— start of DATASET ROWS —
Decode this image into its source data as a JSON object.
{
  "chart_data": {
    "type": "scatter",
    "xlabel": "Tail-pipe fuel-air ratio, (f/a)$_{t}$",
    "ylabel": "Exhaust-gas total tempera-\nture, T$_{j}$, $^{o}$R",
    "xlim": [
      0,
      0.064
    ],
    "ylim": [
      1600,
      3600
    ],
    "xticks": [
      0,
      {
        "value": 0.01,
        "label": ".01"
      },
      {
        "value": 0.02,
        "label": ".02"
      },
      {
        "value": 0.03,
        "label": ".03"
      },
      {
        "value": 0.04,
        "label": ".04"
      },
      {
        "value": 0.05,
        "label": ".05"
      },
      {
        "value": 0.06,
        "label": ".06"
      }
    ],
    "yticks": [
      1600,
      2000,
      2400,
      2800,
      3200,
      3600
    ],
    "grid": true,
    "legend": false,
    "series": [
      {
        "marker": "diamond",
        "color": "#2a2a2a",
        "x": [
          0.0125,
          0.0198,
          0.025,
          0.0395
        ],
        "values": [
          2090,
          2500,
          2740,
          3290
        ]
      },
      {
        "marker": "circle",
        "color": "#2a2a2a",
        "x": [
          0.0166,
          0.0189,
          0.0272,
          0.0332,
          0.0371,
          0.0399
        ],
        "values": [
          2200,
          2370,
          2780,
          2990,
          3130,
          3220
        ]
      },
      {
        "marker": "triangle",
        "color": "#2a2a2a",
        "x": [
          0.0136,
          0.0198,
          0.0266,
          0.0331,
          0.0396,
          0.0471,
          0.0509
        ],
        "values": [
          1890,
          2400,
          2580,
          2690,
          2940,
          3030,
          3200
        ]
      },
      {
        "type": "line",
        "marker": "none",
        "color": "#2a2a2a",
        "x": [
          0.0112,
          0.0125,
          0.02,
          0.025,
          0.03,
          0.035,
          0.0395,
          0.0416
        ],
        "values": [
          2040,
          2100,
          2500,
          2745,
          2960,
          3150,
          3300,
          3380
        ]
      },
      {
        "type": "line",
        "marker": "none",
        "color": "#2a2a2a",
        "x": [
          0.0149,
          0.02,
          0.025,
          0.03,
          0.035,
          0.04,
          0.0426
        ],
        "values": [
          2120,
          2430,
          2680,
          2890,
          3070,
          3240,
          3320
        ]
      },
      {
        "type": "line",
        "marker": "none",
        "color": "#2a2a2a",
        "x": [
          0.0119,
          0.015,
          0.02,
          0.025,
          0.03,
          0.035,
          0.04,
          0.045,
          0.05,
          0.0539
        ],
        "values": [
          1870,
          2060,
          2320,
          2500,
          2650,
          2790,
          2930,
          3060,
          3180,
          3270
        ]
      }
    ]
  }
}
— end of DATASET ROWS —
_EXERCISE_
Set down the entries verbatim, leaving none out.

_RESULT OF THIS TASK_
Decode this image into its source data as a JSON object.
{
  "chart_data": {
    "type": "scatter",
    "xlabel": "Tail-pipe fuel-air ratio, (f/a)$_{t}$",
    "ylabel": "Exhaust-gas total tempera-\nture, T$_{j}$, $^{o}$R",
    "xlim": [
      0,
      0.064
    ],
    "ylim": [
      1600,
      3600
    ],
    "xticks": [
      0,
      {
        "value": 0.01,
        "label": ".01"
      },
      {
        "value": 0.02,
        "label": ".02"
      },
      {
        "value": 0.03,
        "label": ".03"
      },
      {
        "value": 0.04,
        "label": ".04"
      },
      {
        "value": 0.05,
        "label": ".05"
      },
      {
        "value": 0.06,
        "label": ".06"
      }
    ],
    "yticks": [
      1600,
      2000,
      2400,
      2800,
      3200,
      3600
    ],
    "grid": true,
    "legend": false,
    "series": [
      {
        "marker": "diamond",
        "color": "#2a2a2a",
        "x": [
          0.0125,
          0.0198,
          0.025,
          0.0395
        ],
        "values": [
          2090,
          2500,
          2740,
          3290
        ]
      },
      {
        "marker": "circle",
        "color": "#2a2a2a",
        "x": [
          0.0166,
          0.0189,
          0.0272,
          0.0332,
          0.0371,
          0.0399
        ],
        "values": [
          2200,
          2370,
          2780,
          2990,
          3130,
          3220
        ]
      },
      {
        "marker": "triangle",
        "color": "#2a2a2a",
        "x": [
          0.0136,
          0.0198,
          0.0266,
          0.0331,
          0.0396,
          0.0471,
          0.0509
        ],
        "values": [
          1890,
          2400,
          2580,
          2690,
          2940,
          3030,
          3200
        ]
      },
      {
        "type": "line",
        "marker": "none",
        "color": "#2a2a2a",
        "x": [
          0.0112,
          0.0125,
          0.02,
          0.025,
          0.03,
          0.035,
          0.0395,
          0.0416
        ],
        "values": [
          2040,
          2100,
          2500,
          2745,
          2960,
          3150,
          3300,
          3380
        ]
      },
      {
        "type": "line",
        "marker": "none",
        "color": "#2a2a2a",
        "x": [
          0.0149,
          0.02,
          0.025,
          0.03,
          0.035,
          0.04,
          0.0426
        ],
        "values": [
          2120,
          2430,
          2680,
          2890,
          3070,
          3240,
          3320
        ]
      },
      {
        "type": "line",
        "marker": "none",
        "color": "#2a2a2a",
        "x": [
          0.0119,
          0.015,
          0.02,
          0.025,
          0.03,
          0.035,
          0.04,
          0.045,
          0.05,
          0.0539
        ],
        "values": [
          1870,
          2060,
          2320,
          2500,
          2650,
          2790,
          2930,
          3060,
          3180,
          3270
        ]
      }
    ]
  }
}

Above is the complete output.